**WRITTEN TASK**:
Reproduce every one of the entries below verbatim, keeping each line unchanged and in its original order.

**INPUT MATERIAL**:
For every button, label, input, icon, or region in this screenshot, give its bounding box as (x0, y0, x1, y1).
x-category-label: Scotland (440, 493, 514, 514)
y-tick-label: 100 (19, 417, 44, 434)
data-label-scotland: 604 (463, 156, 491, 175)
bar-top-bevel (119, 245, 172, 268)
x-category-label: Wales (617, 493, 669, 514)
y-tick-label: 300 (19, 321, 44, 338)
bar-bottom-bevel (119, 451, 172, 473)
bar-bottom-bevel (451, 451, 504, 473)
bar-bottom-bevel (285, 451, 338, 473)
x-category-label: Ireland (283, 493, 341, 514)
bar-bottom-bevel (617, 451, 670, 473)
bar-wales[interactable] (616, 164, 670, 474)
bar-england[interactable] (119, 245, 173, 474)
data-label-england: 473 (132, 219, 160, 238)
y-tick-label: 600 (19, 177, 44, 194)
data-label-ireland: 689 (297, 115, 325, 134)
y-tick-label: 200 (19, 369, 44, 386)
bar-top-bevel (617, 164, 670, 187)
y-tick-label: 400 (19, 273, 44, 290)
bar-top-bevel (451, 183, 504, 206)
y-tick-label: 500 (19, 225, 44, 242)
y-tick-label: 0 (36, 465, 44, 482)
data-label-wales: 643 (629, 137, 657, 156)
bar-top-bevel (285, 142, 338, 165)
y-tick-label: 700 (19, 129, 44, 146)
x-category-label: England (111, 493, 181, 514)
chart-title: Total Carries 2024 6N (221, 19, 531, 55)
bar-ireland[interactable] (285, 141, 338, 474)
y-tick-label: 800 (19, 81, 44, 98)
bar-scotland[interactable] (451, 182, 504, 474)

**FULL RESPONSE**:
For every button, label, input, icon, or region in this screenshot, give its bounding box as (x0, y0, x1, y1).
x-category-label: Scotland (440, 493, 514, 514)
y-tick-label: 100 (19, 417, 44, 434)
data-label-scotland: 604 (463, 156, 491, 175)
bar-top-bevel (119, 245, 172, 268)
x-category-label: Wales (617, 493, 669, 514)
y-tick-label: 300 (19, 321, 44, 338)
bar-bottom-bevel (119, 451, 172, 473)
bar-bottom-bevel (451, 451, 504, 473)
bar-bottom-bevel (285, 451, 338, 473)
x-category-label: Ireland (283, 493, 341, 514)
bar-bottom-bevel (617, 451, 670, 473)
bar-wales[interactable] (616, 164, 670, 474)
bar-england[interactable] (119, 245, 173, 474)
data-label-england: 473 (132, 219, 160, 238)
y-tick-label: 600 (19, 177, 44, 194)
data-label-ireland: 689 (297, 115, 325, 134)
y-tick-label: 200 (19, 369, 44, 386)
bar-top-bevel (617, 164, 670, 187)
y-tick-label: 400 (19, 273, 44, 290)
bar-top-bevel (451, 183, 504, 206)
y-tick-label: 500 (19, 225, 44, 242)
y-tick-label: 0 (36, 465, 44, 482)
data-label-wales: 643 (629, 137, 657, 156)
bar-top-bevel (285, 142, 338, 165)
y-tick-label: 700 (19, 129, 44, 146)
x-category-label: England (111, 493, 181, 514)
chart-title: Total Carries 2024 6N (221, 19, 531, 55)
bar-ireland[interactable] (285, 141, 338, 474)
y-tick-label: 800 (19, 81, 44, 98)
bar-scotland[interactable] (451, 182, 504, 474)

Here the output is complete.